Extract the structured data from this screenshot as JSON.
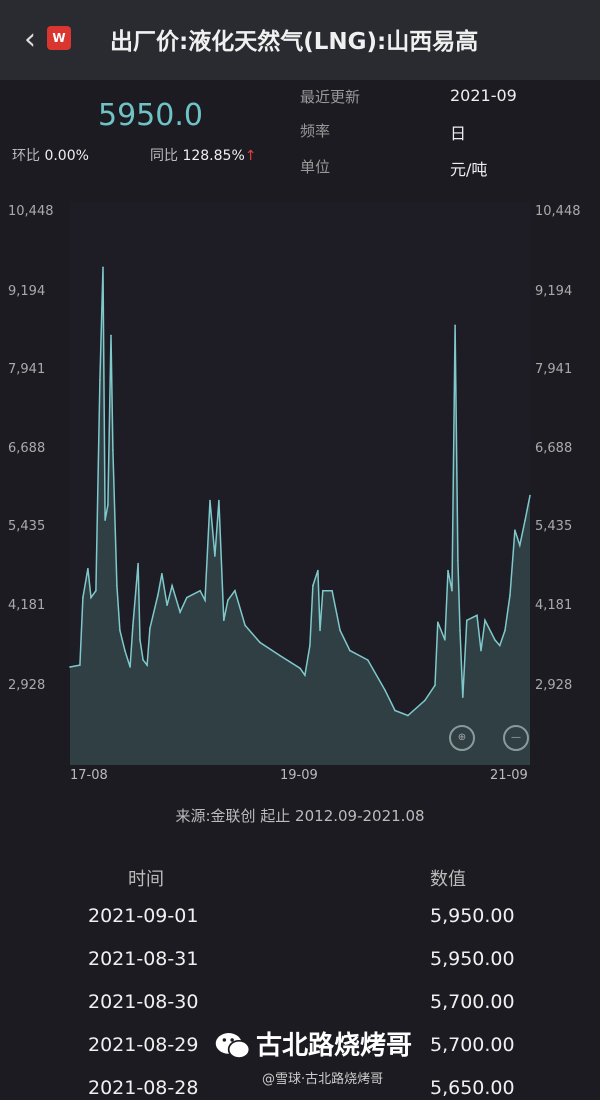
{
  "header": {
    "title": "出厂价:液化天然气(LNG):山西易高",
    "back_icon": "chevron-left-icon",
    "logo_text": "W"
  },
  "summary": {
    "price": "5950.0",
    "mom_label": "环比",
    "mom_value": "0.00%",
    "yoy_label": "同比",
    "yoy_value": "128.85%",
    "yoy_arrow": "↑"
  },
  "meta": [
    {
      "label": "最近更新",
      "value": "2021-09"
    },
    {
      "label": "频率",
      "value": "日"
    },
    {
      "label": "单位",
      "value": "元/吨"
    }
  ],
  "chart_data": {
    "type": "area",
    "y_ticks": [
      "10,448",
      "9,194",
      "7,941",
      "6,688",
      "5,435",
      "4,181",
      "2,928"
    ],
    "ylim": [
      1675,
      10448
    ],
    "x_ticks": [
      "17-08",
      "19-09",
      "21-09"
    ],
    "xlim": [
      "2017-08-01",
      "2021-09-01"
    ],
    "line_color": "#7fc9cc",
    "fill_color": "#2f3f44",
    "grid": false,
    "points": [
      [
        "2017-08-01",
        3230
      ],
      [
        "2017-09-02",
        3260
      ],
      [
        "2017-09-12",
        4330
      ],
      [
        "2017-09-28",
        4790
      ],
      [
        "2017-10-08",
        4330
      ],
      [
        "2017-10-24",
        4440
      ],
      [
        "2017-11-06",
        7780
      ],
      [
        "2017-11-16",
        9570
      ],
      [
        "2017-11-23",
        5560
      ],
      [
        "2017-12-02",
        5800
      ],
      [
        "2017-12-12",
        8490
      ],
      [
        "2017-12-18",
        6670
      ],
      [
        "2017-12-31",
        4520
      ],
      [
        "2018-01-10",
        3810
      ],
      [
        "2018-01-26",
        3490
      ],
      [
        "2018-02-12",
        3230
      ],
      [
        "2018-02-21",
        3890
      ],
      [
        "2018-03-10",
        4870
      ],
      [
        "2018-03-16",
        3660
      ],
      [
        "2018-03-26",
        3340
      ],
      [
        "2018-04-08",
        3260
      ],
      [
        "2018-04-17",
        3840
      ],
      [
        "2018-05-13",
        4370
      ],
      [
        "2018-05-26",
        4710
      ],
      [
        "2018-06-12",
        4210
      ],
      [
        "2018-06-28",
        4520
      ],
      [
        "2018-07-24",
        4100
      ],
      [
        "2018-08-15",
        4330
      ],
      [
        "2018-09-27",
        4440
      ],
      [
        "2018-10-13",
        4290
      ],
      [
        "2018-10-29",
        5870
      ],
      [
        "2018-11-14",
        4990
      ],
      [
        "2018-11-27",
        5870
      ],
      [
        "2018-12-13",
        3970
      ],
      [
        "2018-12-26",
        4290
      ],
      [
        "2019-01-18",
        4440
      ],
      [
        "2019-02-20",
        3890
      ],
      [
        "2019-04-09",
        3620
      ],
      [
        "2019-06-13",
        3410
      ],
      [
        "2019-08-17",
        3210
      ],
      [
        "2019-09-02",
        3100
      ],
      [
        "2019-09-18",
        3570
      ],
      [
        "2019-09-28",
        4520
      ],
      [
        "2019-10-14",
        4760
      ],
      [
        "2019-10-21",
        3810
      ],
      [
        "2019-10-30",
        4440
      ],
      [
        "2019-11-29",
        4440
      ],
      [
        "2019-12-25",
        3810
      ],
      [
        "2020-01-26",
        3490
      ],
      [
        "2020-03-24",
        3340
      ],
      [
        "2020-05-19",
        2860
      ],
      [
        "2020-06-20",
        2540
      ],
      [
        "2020-08-01",
        2460
      ],
      [
        "2020-09-25",
        2700
      ],
      [
        "2020-10-28",
        2940
      ],
      [
        "2020-11-06",
        3940
      ],
      [
        "2020-11-29",
        3660
      ],
      [
        "2020-12-09",
        4760
      ],
      [
        "2020-12-22",
        4440
      ],
      [
        "2021-01-01",
        8650
      ],
      [
        "2021-01-10",
        4920
      ],
      [
        "2021-01-17",
        3810
      ],
      [
        "2021-01-26",
        2750
      ],
      [
        "2021-02-08",
        3970
      ],
      [
        "2021-03-13",
        4050
      ],
      [
        "2021-03-26",
        3490
      ],
      [
        "2021-04-08",
        3970
      ],
      [
        "2021-05-10",
        3660
      ],
      [
        "2021-05-26",
        3570
      ],
      [
        "2021-06-12",
        3810
      ],
      [
        "2021-06-28",
        4370
      ],
      [
        "2021-07-14",
        5400
      ],
      [
        "2021-07-30",
        5160
      ],
      [
        "2021-08-16",
        5560
      ],
      [
        "2021-09-01",
        5950
      ]
    ]
  },
  "source": "来源:金联创 起止 2012.09-2021.08",
  "table": {
    "headers": [
      "时间",
      "数值"
    ],
    "rows": [
      [
        "2021-09-01",
        "5,950.00"
      ],
      [
        "2021-08-31",
        "5,950.00"
      ],
      [
        "2021-08-30",
        "5,700.00"
      ],
      [
        "2021-08-29",
        "5,700.00"
      ],
      [
        "2021-08-28",
        "5,650.00"
      ]
    ]
  },
  "watermark": {
    "icon": "wechat-icon",
    "text": "古北路烧烤哥",
    "sub": "@雪球·古北路烧烤哥"
  }
}
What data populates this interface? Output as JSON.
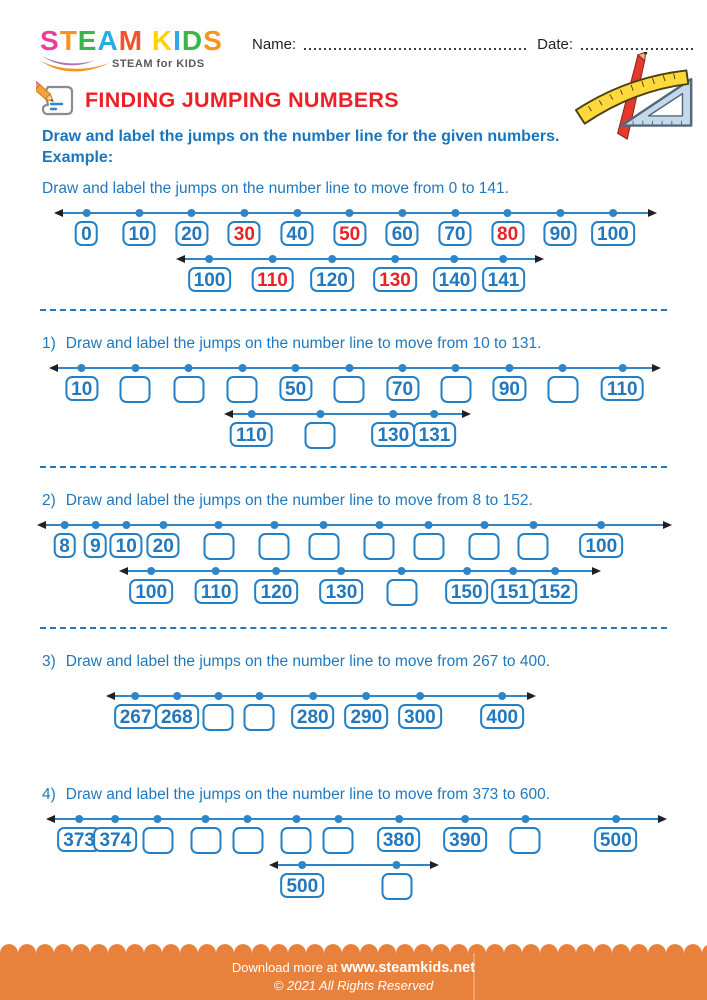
{
  "header": {
    "logo": {
      "letters": [
        {
          "ch": "S",
          "color": "#ee3d96"
        },
        {
          "ch": "T",
          "color": "#f7941d"
        },
        {
          "ch": "E",
          "color": "#3bb54a"
        },
        {
          "ch": "A",
          "color": "#2aabe2"
        },
        {
          "ch": "M",
          "color": "#f0542c"
        },
        {
          "ch": " ",
          "color": ""
        },
        {
          "ch": "K",
          "color": "#ffd200"
        },
        {
          "ch": "I",
          "color": "#2aabe2"
        },
        {
          "ch": "D",
          "color": "#3bb54a"
        },
        {
          "ch": "S",
          "color": "#f7941d"
        }
      ],
      "tagline": "STEAM for KIDS"
    },
    "name_label": "Name:",
    "date_label": "Date:"
  },
  "title": {
    "text": "FINDING JUMPING NUMBERS"
  },
  "intro": {
    "line1": "Draw and label the jumps on the number line for the given numbers.",
    "line2": "Example:"
  },
  "example": {
    "prompt": "Draw and label the jumps on the number line to move from 0 to 141.",
    "lines": [
      {
        "boxes": [
          {
            "v": "0"
          },
          {
            "v": "10"
          },
          {
            "v": "20"
          },
          {
            "v": "30",
            "red": true
          },
          {
            "v": "40"
          },
          {
            "v": "50",
            "red": true
          },
          {
            "v": "60"
          },
          {
            "v": "70"
          },
          {
            "v": "80",
            "red": true
          },
          {
            "v": "90"
          },
          {
            "v": "100"
          }
        ]
      },
      {
        "boxes": [
          {
            "v": "100"
          },
          {
            "v": "110",
            "red": true
          },
          {
            "v": "120"
          },
          {
            "v": "130",
            "red": true
          },
          {
            "v": "140"
          },
          {
            "v": "141"
          }
        ]
      }
    ]
  },
  "questions": [
    {
      "num": "1)",
      "prompt": "Draw and label the jumps on the number line to move from 10 to 131.",
      "lines": [
        {
          "boxes": [
            {
              "v": "10"
            },
            {
              "v": ""
            },
            {
              "v": ""
            },
            {
              "v": ""
            },
            {
              "v": "50"
            },
            {
              "v": ""
            },
            {
              "v": "70"
            },
            {
              "v": ""
            },
            {
              "v": "90"
            },
            {
              "v": ""
            },
            {
              "v": "110"
            }
          ]
        },
        {
          "boxes": [
            {
              "v": "110"
            },
            {
              "v": ""
            },
            {
              "v": "130"
            },
            {
              "v": "131"
            }
          ]
        }
      ]
    },
    {
      "num": "2)",
      "prompt": "Draw and label the jumps on the number line to move from 8 to 152.",
      "lines": [
        {
          "boxes": [
            {
              "v": "8"
            },
            {
              "v": "9"
            },
            {
              "v": "10"
            },
            {
              "v": "20"
            },
            {
              "v": ""
            },
            {
              "v": ""
            },
            {
              "v": ""
            },
            {
              "v": ""
            },
            {
              "v": ""
            },
            {
              "v": ""
            },
            {
              "v": ""
            },
            {
              "v": "100"
            }
          ]
        },
        {
          "boxes": [
            {
              "v": "100"
            },
            {
              "v": "110"
            },
            {
              "v": "120"
            },
            {
              "v": "130"
            },
            {
              "v": ""
            },
            {
              "v": "150"
            },
            {
              "v": "151"
            },
            {
              "v": "152"
            }
          ]
        }
      ]
    },
    {
      "num": "3)",
      "prompt": "Draw and label the jumps on the number line to move from 267 to 400.",
      "lines": [
        {
          "boxes": [
            {
              "v": "267"
            },
            {
              "v": "268"
            },
            {
              "v": ""
            },
            {
              "v": ""
            },
            {
              "v": "280"
            },
            {
              "v": "290"
            },
            {
              "v": "300"
            },
            {
              "v": "400"
            }
          ]
        }
      ]
    },
    {
      "num": "4)",
      "prompt": "Draw and label the jumps on the number line to move from 373 to 600.",
      "lines": [
        {
          "boxes": [
            {
              "v": "373"
            },
            {
              "v": "374"
            },
            {
              "v": ""
            },
            {
              "v": ""
            },
            {
              "v": ""
            },
            {
              "v": ""
            },
            {
              "v": ""
            },
            {
              "v": "380"
            },
            {
              "v": "390"
            },
            {
              "v": ""
            },
            {
              "v": "500"
            }
          ]
        },
        {
          "boxes": [
            {
              "v": "500"
            },
            {
              "v": ""
            }
          ]
        }
      ]
    }
  ],
  "footer": {
    "download_prefix": "Download more at ",
    "site": "www.steamkids.net",
    "copyright": "© 2021 All Rights Reserved"
  },
  "colors": {
    "accent_blue": "#1b75bc",
    "title_red": "#ec2027",
    "number_red": "#e82328",
    "box_border_blue": "#2380c4",
    "footer_orange": "#e8813c"
  }
}
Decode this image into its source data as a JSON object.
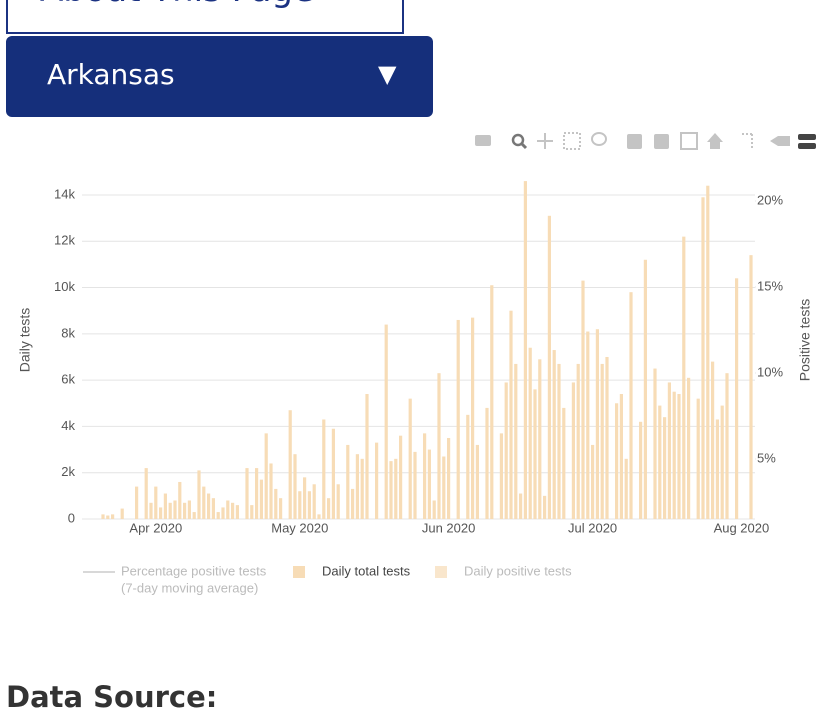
{
  "header": {
    "about_button": "About This Page",
    "state_dropdown": "Arkansas"
  },
  "chart_data": {
    "type": "bar",
    "y_axis_title": "Daily tests",
    "y2_axis_title": "Positive tests",
    "categories": [
      null,
      null,
      null,
      null,
      null,
      null,
      null,
      null,
      null,
      null,
      null,
      "Apr 2020",
      null,
      null,
      null,
      null,
      null,
      null,
      null,
      null,
      null,
      null,
      null,
      null,
      null,
      null,
      null,
      null,
      null,
      null,
      null,
      null,
      null,
      null,
      null,
      null,
      null,
      null,
      null,
      null,
      null,
      "May 2020",
      null,
      null,
      null,
      null,
      null,
      null,
      null,
      null,
      null,
      null,
      null,
      null,
      null,
      null,
      null,
      null,
      null,
      null,
      null,
      null,
      null,
      null,
      null,
      null,
      null,
      null,
      null,
      null,
      null,
      null,
      "Jun 2020",
      null,
      null,
      null,
      null,
      null,
      null,
      null,
      null,
      null,
      null,
      null,
      null,
      null,
      null,
      null,
      null,
      null,
      null,
      null,
      null,
      null,
      null,
      null,
      null,
      null,
      null,
      null,
      null,
      null,
      "Jul 2020",
      null,
      null,
      null,
      null,
      null,
      null,
      null,
      null,
      null,
      null,
      null,
      null,
      null,
      null,
      null,
      null,
      null,
      null,
      null,
      null,
      null,
      null,
      null,
      null,
      null,
      null,
      null,
      null,
      null,
      null,
      "Aug 2020",
      null,
      null
    ],
    "series": [
      {
        "name": "Daily total tests",
        "color": "#f7dcb6",
        "values": [
          200,
          150,
          200,
          0,
          450,
          0,
          0,
          1400,
          0,
          2200,
          700,
          1400,
          500,
          1100,
          700,
          800,
          1600,
          700,
          800,
          300,
          2100,
          1400,
          1100,
          900,
          300,
          500,
          800,
          700,
          600,
          0,
          2200,
          600,
          2200,
          1700,
          3700,
          2400,
          1300,
          900,
          0,
          4700,
          2800,
          1200,
          1800,
          1200,
          1500,
          200,
          4300,
          900,
          3900,
          1500,
          0,
          3200,
          1300,
          2800,
          2600,
          5400,
          0,
          3300,
          0,
          8400,
          2500,
          2600,
          3600,
          0,
          5200,
          2900,
          0,
          3700,
          3000,
          800,
          6300,
          2700,
          3500,
          0,
          8600,
          0,
          4500,
          8700,
          3200,
          0,
          4800,
          10100,
          0,
          3700,
          5900,
          9000,
          6700,
          1100,
          14600,
          7400,
          5600,
          6900,
          1000,
          13100,
          7300,
          6700,
          4800,
          0,
          5900,
          6700,
          10300,
          8100,
          3200,
          8200,
          6700,
          7000,
          0,
          5000,
          5400,
          2600,
          9800,
          0,
          4200,
          11200,
          0,
          6500,
          4900,
          4400,
          5900,
          5500,
          5400,
          12200,
          6100,
          0,
          5200,
          13900,
          14400,
          6800,
          4300,
          4900,
          6300,
          0,
          10400,
          0,
          0,
          11400
        ]
      }
    ],
    "hidden_series": [
      {
        "name": [
          "Percentage positive tests",
          "(7-day moving average)"
        ],
        "symbol": "line",
        "color": "#d8d8d8"
      },
      {
        "name": "Daily positive tests",
        "symbol": "bar",
        "color": "#f9e6cc"
      }
    ],
    "ylim": [
      0,
      14690
    ],
    "yticks": [
      0,
      {
        "value": 2000,
        "label": "2k"
      },
      {
        "value": 4000,
        "label": "4k"
      },
      {
        "value": 6000,
        "label": "6k"
      },
      {
        "value": 8000,
        "label": "8k"
      },
      {
        "value": 10000,
        "label": "10k"
      },
      {
        "value": 12000,
        "label": "12k"
      },
      {
        "value": 14000,
        "label": "14k"
      }
    ],
    "y2lim": [
      1.51,
      21.28
    ],
    "y2ticks": [
      {
        "value": 5,
        "label": "5%"
      },
      {
        "value": 10,
        "label": "10%"
      },
      {
        "value": 15,
        "label": "15%"
      },
      {
        "value": 20,
        "label": "20%"
      }
    ],
    "grid": true
  },
  "footer": {
    "data_source_heading": "Data Source:"
  }
}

- **Problem details**: Identify each line in the entries with the word "tests" and copy it.

- **Complete response**:
    "y_axis_title": "Daily tests",
    "y2_axis_title": "Positive tests",
        "name": "Daily total tests",
          "Percentage positive tests",
        "name": "Daily positive tests",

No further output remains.